» DATASET RECORDS:
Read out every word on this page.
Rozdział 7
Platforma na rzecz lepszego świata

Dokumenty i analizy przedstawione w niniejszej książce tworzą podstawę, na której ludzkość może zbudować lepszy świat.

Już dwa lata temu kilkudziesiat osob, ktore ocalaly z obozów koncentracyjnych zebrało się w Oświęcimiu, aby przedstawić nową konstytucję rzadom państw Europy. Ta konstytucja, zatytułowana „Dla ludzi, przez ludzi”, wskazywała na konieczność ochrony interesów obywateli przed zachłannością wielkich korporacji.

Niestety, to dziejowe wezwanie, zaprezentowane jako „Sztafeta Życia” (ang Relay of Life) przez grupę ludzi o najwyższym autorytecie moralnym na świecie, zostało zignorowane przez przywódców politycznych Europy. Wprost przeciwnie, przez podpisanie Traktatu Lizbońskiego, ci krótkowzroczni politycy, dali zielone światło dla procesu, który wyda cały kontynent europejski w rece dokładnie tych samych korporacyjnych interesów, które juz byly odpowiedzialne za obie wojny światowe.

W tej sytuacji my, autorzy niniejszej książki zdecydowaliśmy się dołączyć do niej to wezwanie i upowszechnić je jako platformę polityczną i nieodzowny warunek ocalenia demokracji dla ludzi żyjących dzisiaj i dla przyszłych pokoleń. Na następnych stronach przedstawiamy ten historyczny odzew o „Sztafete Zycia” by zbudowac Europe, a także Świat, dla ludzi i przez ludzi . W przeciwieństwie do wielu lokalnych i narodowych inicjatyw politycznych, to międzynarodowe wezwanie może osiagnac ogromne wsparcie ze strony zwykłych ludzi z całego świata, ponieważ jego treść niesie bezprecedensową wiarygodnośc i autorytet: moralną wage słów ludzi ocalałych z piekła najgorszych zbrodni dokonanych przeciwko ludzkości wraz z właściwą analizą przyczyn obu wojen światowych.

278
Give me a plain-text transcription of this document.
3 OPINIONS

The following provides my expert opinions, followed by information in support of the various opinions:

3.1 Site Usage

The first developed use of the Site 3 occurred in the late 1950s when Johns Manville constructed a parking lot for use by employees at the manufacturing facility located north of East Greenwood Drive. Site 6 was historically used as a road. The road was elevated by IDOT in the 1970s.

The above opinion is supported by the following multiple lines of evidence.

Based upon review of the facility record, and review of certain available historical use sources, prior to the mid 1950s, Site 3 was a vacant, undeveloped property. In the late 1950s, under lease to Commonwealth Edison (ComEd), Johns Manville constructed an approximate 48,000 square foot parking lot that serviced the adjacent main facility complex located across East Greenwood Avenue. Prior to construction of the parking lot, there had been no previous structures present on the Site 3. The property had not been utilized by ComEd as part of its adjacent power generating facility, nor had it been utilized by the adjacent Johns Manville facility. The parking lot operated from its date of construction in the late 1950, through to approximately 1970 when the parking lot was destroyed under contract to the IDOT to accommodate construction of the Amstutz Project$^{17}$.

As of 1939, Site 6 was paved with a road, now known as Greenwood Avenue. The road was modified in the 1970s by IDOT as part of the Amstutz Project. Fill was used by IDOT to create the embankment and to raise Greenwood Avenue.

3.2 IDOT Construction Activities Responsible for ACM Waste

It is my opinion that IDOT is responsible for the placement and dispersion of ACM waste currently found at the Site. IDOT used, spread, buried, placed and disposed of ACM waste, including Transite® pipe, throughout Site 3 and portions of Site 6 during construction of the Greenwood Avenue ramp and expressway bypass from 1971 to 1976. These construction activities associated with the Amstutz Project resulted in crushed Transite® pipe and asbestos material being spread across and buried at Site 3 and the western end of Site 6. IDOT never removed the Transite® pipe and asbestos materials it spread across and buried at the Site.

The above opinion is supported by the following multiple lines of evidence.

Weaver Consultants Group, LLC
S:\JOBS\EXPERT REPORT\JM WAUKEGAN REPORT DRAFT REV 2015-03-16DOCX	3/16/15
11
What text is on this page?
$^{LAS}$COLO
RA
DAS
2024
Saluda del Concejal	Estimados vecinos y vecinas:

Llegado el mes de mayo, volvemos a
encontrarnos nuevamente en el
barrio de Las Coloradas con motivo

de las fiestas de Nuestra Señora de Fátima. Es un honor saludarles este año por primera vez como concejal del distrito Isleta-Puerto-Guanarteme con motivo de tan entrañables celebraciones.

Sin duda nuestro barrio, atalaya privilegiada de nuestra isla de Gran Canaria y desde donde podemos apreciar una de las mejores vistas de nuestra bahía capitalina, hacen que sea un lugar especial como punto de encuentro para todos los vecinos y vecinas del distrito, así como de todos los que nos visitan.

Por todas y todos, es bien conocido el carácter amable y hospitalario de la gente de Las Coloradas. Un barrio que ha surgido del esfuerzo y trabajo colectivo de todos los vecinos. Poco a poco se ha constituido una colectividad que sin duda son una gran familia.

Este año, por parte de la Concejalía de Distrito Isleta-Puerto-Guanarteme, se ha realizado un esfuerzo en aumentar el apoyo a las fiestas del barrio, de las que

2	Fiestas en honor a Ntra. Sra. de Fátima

» WORK TO COMPLETE:
Faithfully copy every entry, leaving nothing out.

» THE REPLY:
Read out every word on this page.
Rozdział 7
Platforma na rzecz lepszego świata

Dokumenty i analizy przedstawione w niniejszej książce tworzą podstawę, na której ludzkość może zbudować lepszy świat.

Już dwa lata temu kilkudziesiat osob, ktore ocalaly z obozów koncentracyjnych zebrało się w Oświęcimiu, aby przedstawić nową konstytucję rzadom państw Europy. Ta konstytucja, zatytułowana „Dla ludzi, przez ludzi”, wskazywała na konieczność ochrony interesów obywateli przed zachłannością wielkich korporacji.

Niestety, to dziejowe wezwanie, zaprezentowane jako „Sztafeta Życia” (ang Relay of Life) przez grupę ludzi o najwyższym autorytecie moralnym na świecie, zostało zignorowane przez przywódców politycznych Europy. Wprost przeciwnie, przez podpisanie Traktatu Lizbońskiego, ci krótkowzroczni politycy, dali zielone światło dla procesu, który wyda cały kontynent europejski w rece dokładnie tych samych korporacyjnych interesów, które juz byly odpowiedzialne za obie wojny światowe.

W tej sytuacji my, autorzy niniejszej książki zdecydowaliśmy się dołączyć do niej to wezwanie i upowszechnić je jako platformę polityczną i nieodzowny warunek ocalenia demokracji dla ludzi żyjących dzisiaj i dla przyszłych pokoleń. Na następnych stronach przedstawiamy ten historyczny odzew o „Sztafete Zycia” by zbudowac Europe, a także Świat, dla ludzi i przez ludzi . W przeciwieństwie do wielu lokalnych i narodowych inicjatyw politycznych, to międzynarodowe wezwanie może osiagnac ogromne wsparcie ze strony zwykłych ludzi z całego świata, ponieważ jego treść niesie bezprecedensową wiarygodnośc i autorytet: moralną wage słów ludzi ocalałych z piekła najgorszych zbrodni dokonanych przeciwko ludzkości wraz z właściwą analizą przyczyn obu wojen światowych.

278
Give me a plain-text transcription of this document.
3 OPINIONS

The following provides my expert opinions, followed by information in support of the various opinions:

3.1 Site Usage

The first developed use of the Site 3 occurred in the late 1950s when Johns Manville constructed a parking lot for use by employees at the manufacturing facility located north of East Greenwood Drive. Site 6 was historically used as a road. The road was elevated by IDOT in the 1970s.

The above opinion is supported by the following multiple lines of evidence.

Based upon review of the facility record, and review of certain available historical use sources, prior to the mid 1950s, Site 3 was a vacant, undeveloped property. In the late 1950s, under lease to Commonwealth Edison (ComEd), Johns Manville constructed an approximate 48,000 square foot parking lot that serviced the adjacent main facility complex located across East Greenwood Avenue. Prior to construction of the parking lot, there had been no previous structures present on the Site 3. The property had not been utilized by ComEd as part of its adjacent power generating facility, nor had it been utilized by the adjacent Johns Manville facility. The parking lot operated from its date of construction in the late 1950, through to approximately 1970 when the parking lot was destroyed under contract to the IDOT to accommodate construction of the Amstutz Project$^{17}$.

As of 1939, Site 6 was paved with a road, now known as Greenwood Avenue. The road was modified in the 1970s by IDOT as part of the Amstutz Project. Fill was used by IDOT to create the embankment and to raise Greenwood Avenue.

3.2 IDOT Construction Activities Responsible for ACM Waste

It is my opinion that IDOT is responsible for the placement and dispersion of ACM waste currently found at the Site. IDOT used, spread, buried, placed and disposed of ACM waste, including Transite® pipe, throughout Site 3 and portions of Site 6 during construction of the Greenwood Avenue ramp and expressway bypass from 1971 to 1976. These construction activities associated with the Amstutz Project resulted in crushed Transite® pipe and asbestos material being spread across and buried at Site 3 and the western end of Site 6. IDOT never removed the Transite® pipe and asbestos materials it spread across and buried at the Site.

The above opinion is supported by the following multiple lines of evidence.

Weaver Consultants Group, LLC
S:\JOBS\EXPERT REPORT\JM WAUKEGAN REPORT DRAFT REV 2015-03-16DOCX	3/16/15
11
What text is on this page?
$^{LAS}$COLO
RA
DAS
2024
Saluda del Concejal	Estimados vecinos y vecinas:

Llegado el mes de mayo, volvemos a
encontrarnos nuevamente en el
barrio de Las Coloradas con motivo

de las fiestas de Nuestra Señora de Fátima. Es un honor saludarles este año por primera vez como concejal del distrito Isleta-Puerto-Guanarteme con motivo de tan entrañables celebraciones.

Sin duda nuestro barrio, atalaya privilegiada de nuestra isla de Gran Canaria y desde donde podemos apreciar una de las mejores vistas de nuestra bahía capitalina, hacen que sea un lugar especial como punto de encuentro para todos los vecinos y vecinas del distrito, así como de todos los que nos visitan.

Por todas y todos, es bien conocido el carácter amable y hospitalario de la gente de Las Coloradas. Un barrio que ha surgido del esfuerzo y trabajo colectivo de todos los vecinos. Poco a poco se ha constituido una colectividad que sin duda son una gran familia.

Este año, por parte de la Concejalía de Distrito Isleta-Puerto-Guanarteme, se ha realizado un esfuerzo en aumentar el apoyo a las fiestas del barrio, de las que

2	Fiestas en honor a Ntra. Sra. de Fátima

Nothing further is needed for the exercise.